[Given task]
Reproduce the material word for word, from its first line through the line containing "data-point [386, 341, 393, 348]", with both of those lines included.

Start of Data entries

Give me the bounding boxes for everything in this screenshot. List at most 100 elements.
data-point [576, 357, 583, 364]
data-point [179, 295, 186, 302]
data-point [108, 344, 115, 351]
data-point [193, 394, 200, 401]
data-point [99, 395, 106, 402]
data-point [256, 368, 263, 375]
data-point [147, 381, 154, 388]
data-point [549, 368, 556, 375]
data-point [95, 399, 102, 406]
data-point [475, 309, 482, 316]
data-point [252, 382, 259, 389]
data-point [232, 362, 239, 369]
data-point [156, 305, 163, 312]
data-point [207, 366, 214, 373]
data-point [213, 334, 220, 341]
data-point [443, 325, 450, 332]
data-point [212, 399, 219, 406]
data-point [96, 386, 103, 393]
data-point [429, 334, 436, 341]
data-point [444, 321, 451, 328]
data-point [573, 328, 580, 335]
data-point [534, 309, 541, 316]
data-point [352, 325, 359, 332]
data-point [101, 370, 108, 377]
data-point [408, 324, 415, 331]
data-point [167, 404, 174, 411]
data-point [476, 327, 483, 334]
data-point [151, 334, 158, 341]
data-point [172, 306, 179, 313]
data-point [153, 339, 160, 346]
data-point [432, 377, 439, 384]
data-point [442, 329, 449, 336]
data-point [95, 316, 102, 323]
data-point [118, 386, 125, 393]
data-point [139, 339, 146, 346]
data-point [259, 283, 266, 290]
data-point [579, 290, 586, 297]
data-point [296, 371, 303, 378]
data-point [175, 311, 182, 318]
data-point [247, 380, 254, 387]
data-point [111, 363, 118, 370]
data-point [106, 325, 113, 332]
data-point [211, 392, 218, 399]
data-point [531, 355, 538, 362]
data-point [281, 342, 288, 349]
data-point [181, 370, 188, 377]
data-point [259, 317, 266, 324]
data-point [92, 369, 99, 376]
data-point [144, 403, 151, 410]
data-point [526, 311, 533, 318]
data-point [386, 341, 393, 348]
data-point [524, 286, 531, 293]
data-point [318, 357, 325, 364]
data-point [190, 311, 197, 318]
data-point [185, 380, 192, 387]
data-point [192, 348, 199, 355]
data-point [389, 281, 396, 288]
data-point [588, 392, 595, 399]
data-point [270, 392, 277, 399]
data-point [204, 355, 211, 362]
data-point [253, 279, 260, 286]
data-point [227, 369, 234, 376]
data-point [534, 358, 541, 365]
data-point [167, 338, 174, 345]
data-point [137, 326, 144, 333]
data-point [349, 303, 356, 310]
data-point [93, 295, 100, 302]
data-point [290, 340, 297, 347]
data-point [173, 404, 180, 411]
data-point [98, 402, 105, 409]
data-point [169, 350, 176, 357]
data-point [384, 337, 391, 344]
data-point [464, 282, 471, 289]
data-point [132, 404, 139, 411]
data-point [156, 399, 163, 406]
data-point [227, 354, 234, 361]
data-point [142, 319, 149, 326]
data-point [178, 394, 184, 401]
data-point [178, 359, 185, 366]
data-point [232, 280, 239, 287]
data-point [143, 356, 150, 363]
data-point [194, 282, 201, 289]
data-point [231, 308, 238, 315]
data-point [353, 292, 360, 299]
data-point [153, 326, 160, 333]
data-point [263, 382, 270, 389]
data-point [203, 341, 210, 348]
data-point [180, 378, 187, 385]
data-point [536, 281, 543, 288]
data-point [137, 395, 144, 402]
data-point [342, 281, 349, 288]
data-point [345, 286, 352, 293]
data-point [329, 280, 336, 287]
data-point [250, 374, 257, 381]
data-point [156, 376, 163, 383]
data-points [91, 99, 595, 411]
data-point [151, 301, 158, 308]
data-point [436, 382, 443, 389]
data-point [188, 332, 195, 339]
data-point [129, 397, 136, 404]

End of Data entries

[Response]
Give me the bounding boxes for everything in this screenshot. List at most 100 elements.
data-point [576, 357, 583, 364]
data-point [179, 295, 186, 302]
data-point [108, 344, 115, 351]
data-point [193, 394, 200, 401]
data-point [99, 395, 106, 402]
data-point [256, 368, 263, 375]
data-point [147, 381, 154, 388]
data-point [549, 368, 556, 375]
data-point [95, 399, 102, 406]
data-point [475, 309, 482, 316]
data-point [252, 382, 259, 389]
data-point [232, 362, 239, 369]
data-point [156, 305, 163, 312]
data-point [207, 366, 214, 373]
data-point [213, 334, 220, 341]
data-point [443, 325, 450, 332]
data-point [212, 399, 219, 406]
data-point [96, 386, 103, 393]
data-point [429, 334, 436, 341]
data-point [444, 321, 451, 328]
data-point [573, 328, 580, 335]
data-point [534, 309, 541, 316]
data-point [352, 325, 359, 332]
data-point [101, 370, 108, 377]
data-point [408, 324, 415, 331]
data-point [167, 404, 174, 411]
data-point [476, 327, 483, 334]
data-point [151, 334, 158, 341]
data-point [172, 306, 179, 313]
data-point [153, 339, 160, 346]
data-point [432, 377, 439, 384]
data-point [442, 329, 449, 336]
data-point [95, 316, 102, 323]
data-point [118, 386, 125, 393]
data-point [139, 339, 146, 346]
data-point [259, 283, 266, 290]
data-point [579, 290, 586, 297]
data-point [296, 371, 303, 378]
data-point [175, 311, 182, 318]
data-point [247, 380, 254, 387]
data-point [111, 363, 118, 370]
data-point [106, 325, 113, 332]
data-point [211, 392, 218, 399]
data-point [531, 355, 538, 362]
data-point [281, 342, 288, 349]
data-point [181, 370, 188, 377]
data-point [259, 317, 266, 324]
data-point [92, 369, 99, 376]
data-point [144, 403, 151, 410]
data-point [526, 311, 533, 318]
data-point [386, 341, 393, 348]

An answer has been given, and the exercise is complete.